[Saved entries]
_____
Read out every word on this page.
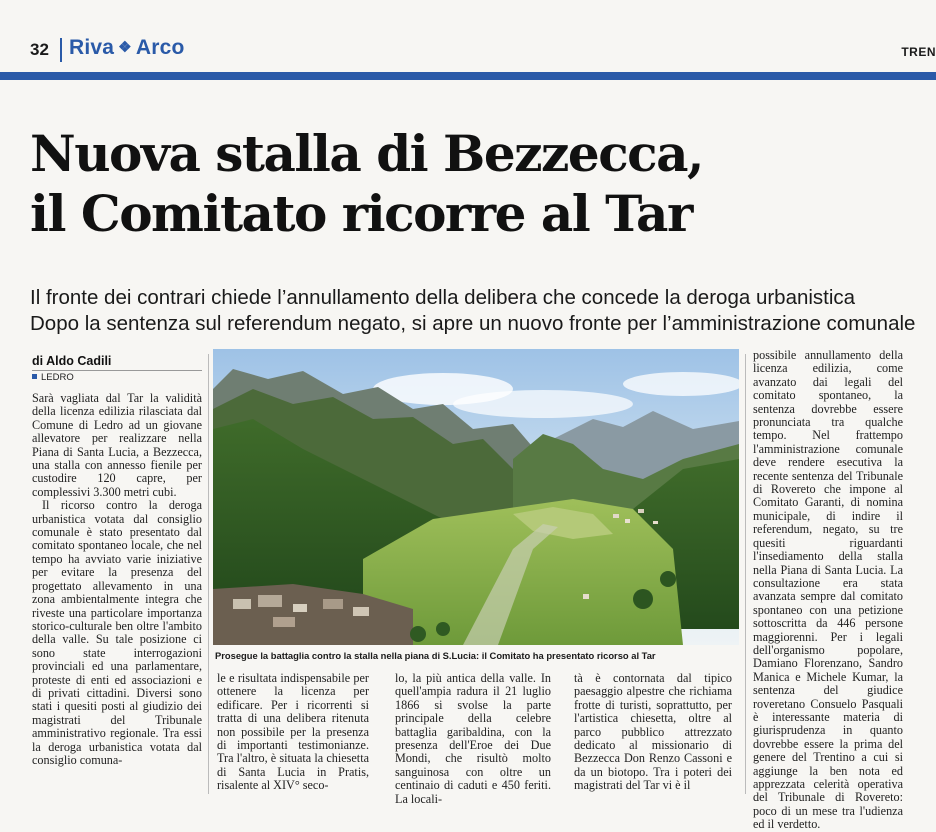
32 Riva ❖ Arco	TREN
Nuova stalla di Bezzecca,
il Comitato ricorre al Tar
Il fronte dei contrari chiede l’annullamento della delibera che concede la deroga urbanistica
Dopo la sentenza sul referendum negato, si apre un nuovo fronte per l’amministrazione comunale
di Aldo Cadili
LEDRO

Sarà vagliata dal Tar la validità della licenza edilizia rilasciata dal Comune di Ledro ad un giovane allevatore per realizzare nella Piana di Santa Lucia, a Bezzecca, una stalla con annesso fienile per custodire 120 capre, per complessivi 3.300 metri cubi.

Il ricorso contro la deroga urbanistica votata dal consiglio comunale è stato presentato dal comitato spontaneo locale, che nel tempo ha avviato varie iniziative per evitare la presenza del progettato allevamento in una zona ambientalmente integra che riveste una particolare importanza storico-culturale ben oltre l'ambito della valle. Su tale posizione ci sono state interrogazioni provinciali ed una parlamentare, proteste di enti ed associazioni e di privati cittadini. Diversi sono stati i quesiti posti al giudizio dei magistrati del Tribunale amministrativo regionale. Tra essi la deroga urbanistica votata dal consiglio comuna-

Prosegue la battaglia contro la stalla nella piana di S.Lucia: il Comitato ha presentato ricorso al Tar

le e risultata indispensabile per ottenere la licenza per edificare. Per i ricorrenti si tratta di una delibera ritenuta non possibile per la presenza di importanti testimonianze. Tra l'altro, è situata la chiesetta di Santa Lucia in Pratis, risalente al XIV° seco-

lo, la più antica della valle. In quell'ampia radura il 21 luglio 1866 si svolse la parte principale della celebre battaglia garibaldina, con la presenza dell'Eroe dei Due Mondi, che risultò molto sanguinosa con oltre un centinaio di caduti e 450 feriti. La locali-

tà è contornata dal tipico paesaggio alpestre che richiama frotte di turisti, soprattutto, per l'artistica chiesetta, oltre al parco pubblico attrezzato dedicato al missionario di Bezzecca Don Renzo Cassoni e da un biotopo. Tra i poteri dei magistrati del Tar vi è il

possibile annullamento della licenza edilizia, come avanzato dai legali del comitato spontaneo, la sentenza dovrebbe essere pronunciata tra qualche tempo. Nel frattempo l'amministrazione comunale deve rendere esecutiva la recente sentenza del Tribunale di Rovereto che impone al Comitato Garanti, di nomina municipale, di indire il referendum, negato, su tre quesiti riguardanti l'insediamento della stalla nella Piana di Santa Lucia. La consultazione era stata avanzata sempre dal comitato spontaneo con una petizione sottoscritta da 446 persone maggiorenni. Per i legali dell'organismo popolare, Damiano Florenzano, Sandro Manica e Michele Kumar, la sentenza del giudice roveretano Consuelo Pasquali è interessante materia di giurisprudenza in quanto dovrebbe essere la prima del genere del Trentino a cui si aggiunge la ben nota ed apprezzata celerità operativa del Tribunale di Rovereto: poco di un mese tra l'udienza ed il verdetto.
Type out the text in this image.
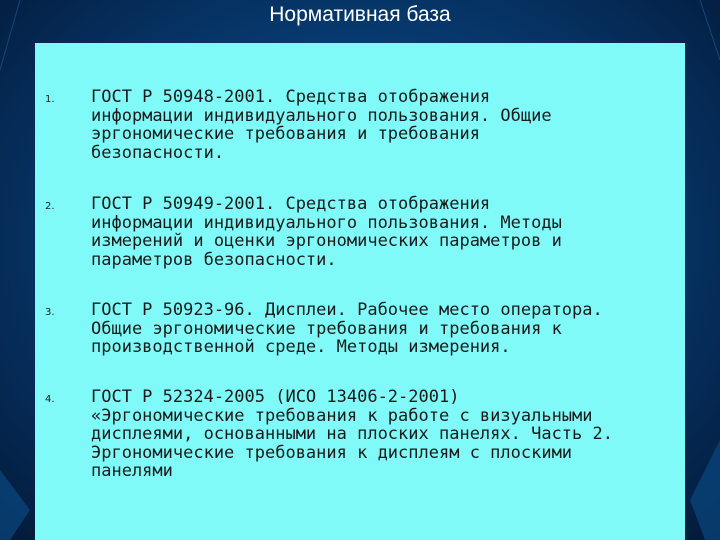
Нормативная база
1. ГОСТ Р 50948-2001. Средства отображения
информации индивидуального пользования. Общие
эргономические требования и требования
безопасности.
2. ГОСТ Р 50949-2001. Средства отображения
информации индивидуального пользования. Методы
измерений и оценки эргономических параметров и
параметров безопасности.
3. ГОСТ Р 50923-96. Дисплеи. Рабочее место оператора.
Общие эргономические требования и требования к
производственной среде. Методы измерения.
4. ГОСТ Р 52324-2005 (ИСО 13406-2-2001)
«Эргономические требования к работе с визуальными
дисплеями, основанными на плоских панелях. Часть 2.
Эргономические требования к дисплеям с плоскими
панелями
_____
— Directive —
In this exercise, set down all of the data exactly, without the pictures.

— The response —
Read out every word on this page.
32 Riva ❖ Arco	TREN
Nuova stalla di Bezzecca,
il Comitato ricorre al Tar
Il fronte dei contrari chiede l’annullamento della delibera che concede la deroga urbanistica
Dopo la sentenza sul referendum negato, si apre un nuovo fronte per l’amministrazione comunale
di Aldo Cadili
LEDRO

Sarà vagliata dal Tar la validità della licenza edilizia rilasciata dal Comune di Ledro ad un giovane allevatore per realizzare nella Piana di Santa Lucia, a Bezzecca, una stalla con annesso fienile per custodire 120 capre, per complessivi 3.300 metri cubi.

Il ricorso contro la deroga urbanistica votata dal consiglio comunale è stato presentato dal comitato spontaneo locale, che nel tempo ha avviato varie iniziative per evitare la presenza del progettato allevamento in una zona ambientalmente integra che riveste una particolare importanza storico-culturale ben oltre l'ambito della valle. Su tale posizione ci sono state interrogazioni provinciali ed una parlamentare, proteste di enti ed associazioni e di privati cittadini. Diversi sono stati i quesiti posti al giudizio dei magistrati del Tribunale amministrativo regionale. Tra essi la deroga urbanistica votata dal consiglio comuna-

Prosegue la battaglia contro la stalla nella piana di S.Lucia: il Comitato ha presentato ricorso al Tar

le e risultata indispensabile per ottenere la licenza per edificare. Per i ricorrenti si tratta di una delibera ritenuta non possibile per la presenza di importanti testimonianze. Tra l'altro, è situata la chiesetta di Santa Lucia in Pratis, risalente al XIV° seco-

lo, la più antica della valle. In quell'ampia radura il 21 luglio 1866 si svolse la parte principale della celebre battaglia garibaldina, con la presenza dell'Eroe dei Due Mondi, che risultò molto sanguinosa con oltre un centinaio di caduti e 450 feriti. La locali-

tà è contornata dal tipico paesaggio alpestre che richiama frotte di turisti, soprattutto, per l'artistica chiesetta, oltre al parco pubblico attrezzato dedicato al missionario di Bezzecca Don Renzo Cassoni e da un biotopo. Tra i poteri dei magistrati del Tar vi è il

possibile annullamento della licenza edilizia, come avanzato dai legali del comitato spontaneo, la sentenza dovrebbe essere pronunciata tra qualche tempo. Nel frattempo l'amministrazione comunale deve rendere esecutiva la recente sentenza del Tribunale di Rovereto che impone al Comitato Garanti, di nomina municipale, di indire il referendum, negato, su tre quesiti riguardanti l'insediamento della stalla nella Piana di Santa Lucia. La consultazione era stata avanzata sempre dal comitato spontaneo con una petizione sottoscritta da 446 persone maggiorenni. Per i legali dell'organismo popolare, Damiano Florenzano, Sandro Manica e Michele Kumar, la sentenza del giudice roveretano Consuelo Pasquali è interessante materia di giurisprudenza in quanto dovrebbe essere la prima del genere del Trentino a cui si aggiunge la ben nota ed apprezzata celerità operativa del Tribunale di Rovereto: poco di un mese tra l'udienza ed il verdetto.
Type out the text in this image.
Нормативная база
1. ГОСТ Р 50948-2001. Средства отображения
информации индивидуального пользования. Общие
эргономические требования и требования
безопасности.
2. ГОСТ Р 50949-2001. Средства отображения
информации индивидуального пользования. Методы
измерений и оценки эргономических параметров и
параметров безопасности.
3. ГОСТ Р 50923-96. Дисплеи. Рабочее место оператора.
Общие эргономические требования и требования к
производственной среде. Методы измерения.
4. ГОСТ Р 52324-2005 (ИСО 13406-2-2001)
«Эргономические требования к работе с визуальными
дисплеями, основанными на плоских панелях. Часть 2.
Эргономические требования к дисплеям с плоскими
панелями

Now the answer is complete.